Search the entries below. Return every line that has "hasil" in it.

Records from a data source
• • • • • • •

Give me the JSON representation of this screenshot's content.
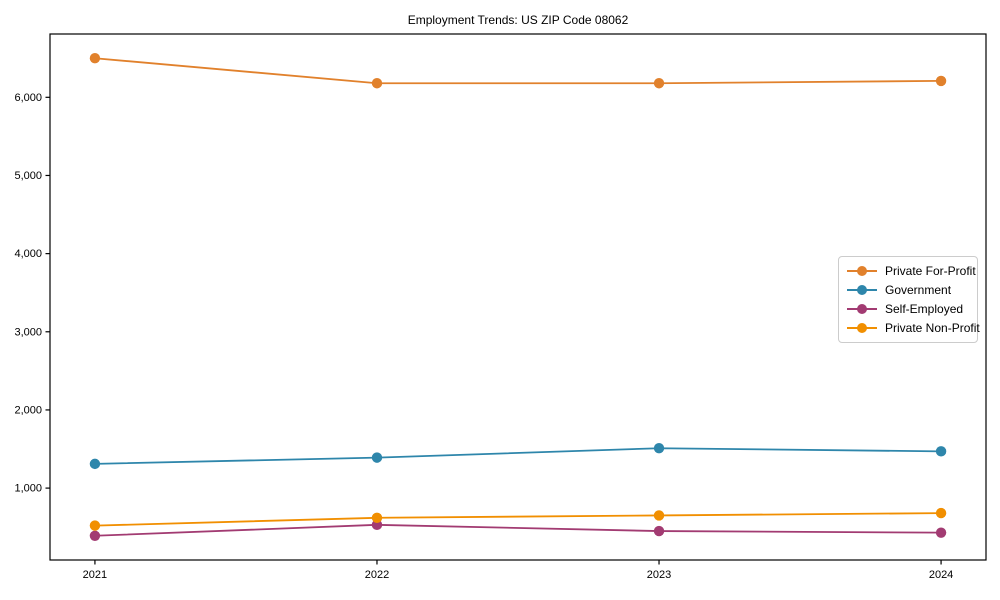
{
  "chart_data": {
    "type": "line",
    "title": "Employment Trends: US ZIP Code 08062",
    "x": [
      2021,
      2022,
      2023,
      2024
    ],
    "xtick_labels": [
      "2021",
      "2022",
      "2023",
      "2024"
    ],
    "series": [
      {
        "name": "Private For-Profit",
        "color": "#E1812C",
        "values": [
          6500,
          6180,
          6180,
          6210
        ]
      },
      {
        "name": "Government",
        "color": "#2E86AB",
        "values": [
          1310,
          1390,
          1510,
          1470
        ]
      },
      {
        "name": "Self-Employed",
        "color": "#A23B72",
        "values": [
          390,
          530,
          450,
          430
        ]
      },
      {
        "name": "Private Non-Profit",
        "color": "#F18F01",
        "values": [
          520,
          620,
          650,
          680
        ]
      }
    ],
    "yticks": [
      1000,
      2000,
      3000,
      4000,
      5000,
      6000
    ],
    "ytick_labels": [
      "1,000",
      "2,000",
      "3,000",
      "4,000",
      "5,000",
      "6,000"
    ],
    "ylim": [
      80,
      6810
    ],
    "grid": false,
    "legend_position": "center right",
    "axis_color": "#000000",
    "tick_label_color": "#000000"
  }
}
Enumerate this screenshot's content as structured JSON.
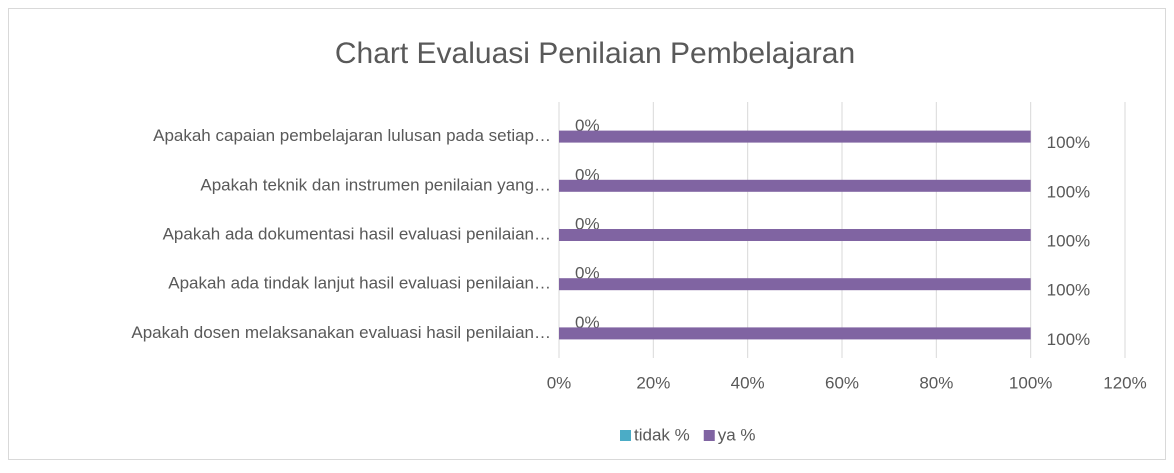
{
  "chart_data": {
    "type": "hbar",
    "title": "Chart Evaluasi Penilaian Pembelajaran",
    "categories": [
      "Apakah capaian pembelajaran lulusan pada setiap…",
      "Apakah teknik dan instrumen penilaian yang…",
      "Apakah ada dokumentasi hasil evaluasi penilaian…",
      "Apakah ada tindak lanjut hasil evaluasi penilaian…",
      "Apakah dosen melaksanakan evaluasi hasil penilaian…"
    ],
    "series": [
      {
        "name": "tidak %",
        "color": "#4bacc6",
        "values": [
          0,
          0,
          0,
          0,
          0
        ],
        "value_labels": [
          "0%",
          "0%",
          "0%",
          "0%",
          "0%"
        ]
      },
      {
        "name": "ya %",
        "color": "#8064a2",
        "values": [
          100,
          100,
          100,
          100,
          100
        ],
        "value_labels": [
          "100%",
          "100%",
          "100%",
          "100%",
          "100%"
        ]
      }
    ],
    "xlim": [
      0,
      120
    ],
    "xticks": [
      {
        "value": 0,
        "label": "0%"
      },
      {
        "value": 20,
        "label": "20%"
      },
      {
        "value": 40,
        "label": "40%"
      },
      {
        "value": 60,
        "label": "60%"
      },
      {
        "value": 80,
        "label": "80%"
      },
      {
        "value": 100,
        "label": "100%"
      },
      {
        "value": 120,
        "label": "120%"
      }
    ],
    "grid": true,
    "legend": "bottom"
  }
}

• • • • • • •

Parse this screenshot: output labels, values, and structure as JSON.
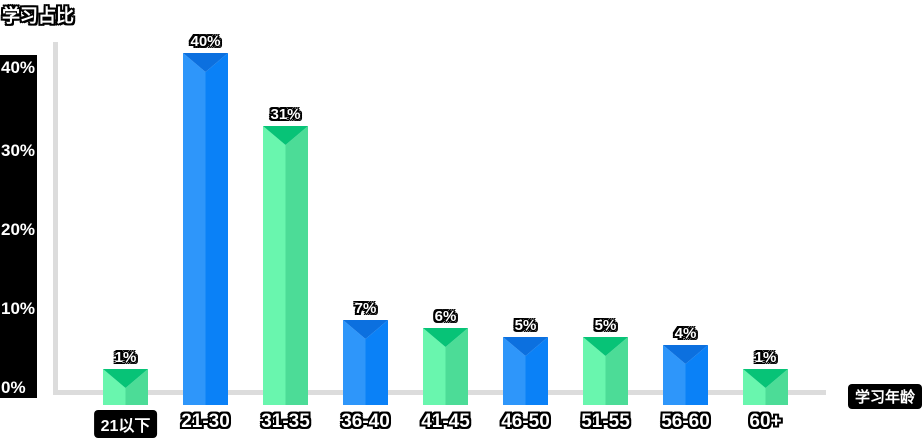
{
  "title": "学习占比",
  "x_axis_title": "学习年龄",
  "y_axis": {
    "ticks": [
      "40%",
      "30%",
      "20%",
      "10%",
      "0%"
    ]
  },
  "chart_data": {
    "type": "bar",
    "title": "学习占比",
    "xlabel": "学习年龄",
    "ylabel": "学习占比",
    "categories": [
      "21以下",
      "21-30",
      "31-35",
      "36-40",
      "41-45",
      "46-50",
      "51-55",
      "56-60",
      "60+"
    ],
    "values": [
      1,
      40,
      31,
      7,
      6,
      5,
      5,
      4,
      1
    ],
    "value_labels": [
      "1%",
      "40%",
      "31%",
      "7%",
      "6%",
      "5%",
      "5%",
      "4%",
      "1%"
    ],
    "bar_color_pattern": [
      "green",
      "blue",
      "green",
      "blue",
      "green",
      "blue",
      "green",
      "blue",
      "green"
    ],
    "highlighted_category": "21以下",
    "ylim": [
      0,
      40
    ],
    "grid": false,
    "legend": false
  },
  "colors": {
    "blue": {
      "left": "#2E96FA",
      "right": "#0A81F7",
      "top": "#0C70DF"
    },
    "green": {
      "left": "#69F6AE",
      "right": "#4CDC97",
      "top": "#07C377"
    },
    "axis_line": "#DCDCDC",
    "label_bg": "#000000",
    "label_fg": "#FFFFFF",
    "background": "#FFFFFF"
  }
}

• • • • • • •

* [Expected answer]:
      "Apakah ada dokumentasi hasil evaluasi penilaian…",
      "Apakah ada tindak lanjut hasil evaluasi penilaian…",
      "Apakah dosen melaksanakan evaluasi hasil penilaian…"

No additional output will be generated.